Saved data entries:
--------------------

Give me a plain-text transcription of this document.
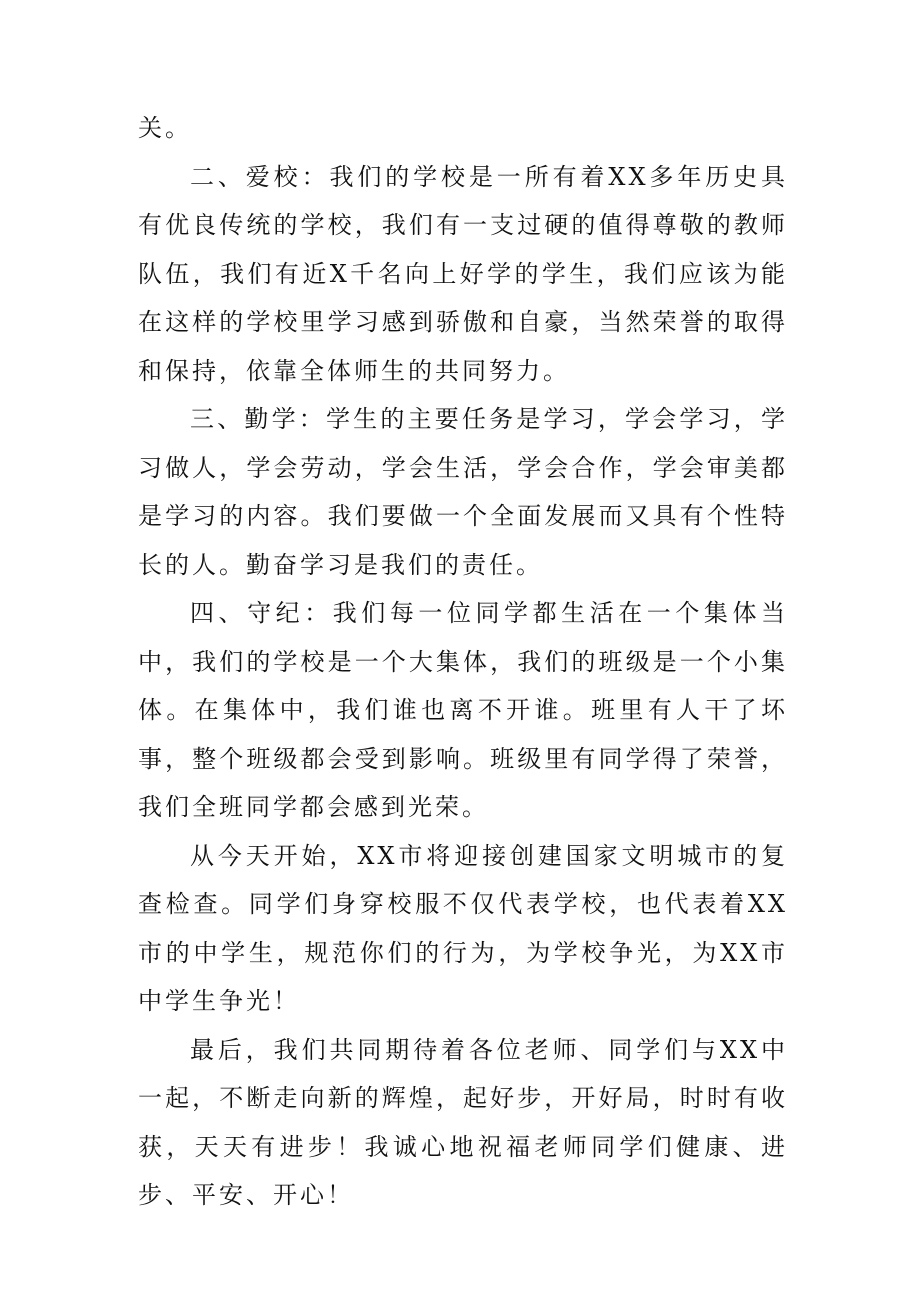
关。

二、爱校：我们的学校是一所有着XX多年历史具有优良传统的学校，我们有一支过硬的值得尊敬的教师队伍，我们有近X千名向上好学的学生，我们应该为能在这样的学校里学习感到骄傲和自豪，当然荣誉的取得和保持，依靠全体师生的共同努力。

三、勤学：学生的主要任务是学习，学会学习，学习做人，学会劳动，学会生活，学会合作，学会审美都是学习的内容。我们要做一个全面发展而又具有个性特长的人。勤奋学习是我们的责任。

四、守纪：我们每一位同学都生活在一个集体当中，我们的学校是一个大集体，我们的班级是一个小集体。在集体中，我们谁也离不开谁。班里有人干了坏事，整个班级都会受到影响。班级里有同学得了荣誉，我们全班同学都会感到光荣。

从今天开始，XX市将迎接创建国家文明城市的复查检查。同学们身穿校服不仅代表学校，也代表着XX市的中学生，规范你们的行为，为学校争光，为XX市中学生争光！

最后，我们共同期待着各位老师、同学们与XX中一起，不断走向新的辉煌，起好步，开好局，时时有收获，天天有进步！我诚心地祝福老师同学们健康、进步、平安、开心！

--------------------

→ INSTRUCTIONS FOR THE TASK: All of the material above needs to be restated exactly, with no pictures.

→ THE RESULT:
Give me a plain-text transcription of this document.
关。

二、爱校：我们的学校是一所有着XX多年历史具有优良传统的学校，我们有一支过硬的值得尊敬的教师队伍，我们有近X千名向上好学的学生，我们应该为能在这样的学校里学习感到骄傲和自豪，当然荣誉的取得和保持，依靠全体师生的共同努力。

三、勤学：学生的主要任务是学习，学会学习，学习做人，学会劳动，学会生活，学会合作，学会审美都是学习的内容。我们要做一个全面发展而又具有个性特长的人。勤奋学习是我们的责任。

四、守纪：我们每一位同学都生活在一个集体当中，我们的学校是一个大集体，我们的班级是一个小集体。在集体中，我们谁也离不开谁。班里有人干了坏事，整个班级都会受到影响。班级里有同学得了荣誉，我们全班同学都会感到光荣。

从今天开始，XX市将迎接创建国家文明城市的复查检查。同学们身穿校服不仅代表学校，也代表着XX市的中学生，规范你们的行为，为学校争光，为XX市中学生争光！

最后，我们共同期待着各位老师、同学们与XX中一起，不断走向新的辉煌，起好步，开好局，时时有收获，天天有进步！我诚心地祝福老师同学们健康、进步、平安、开心！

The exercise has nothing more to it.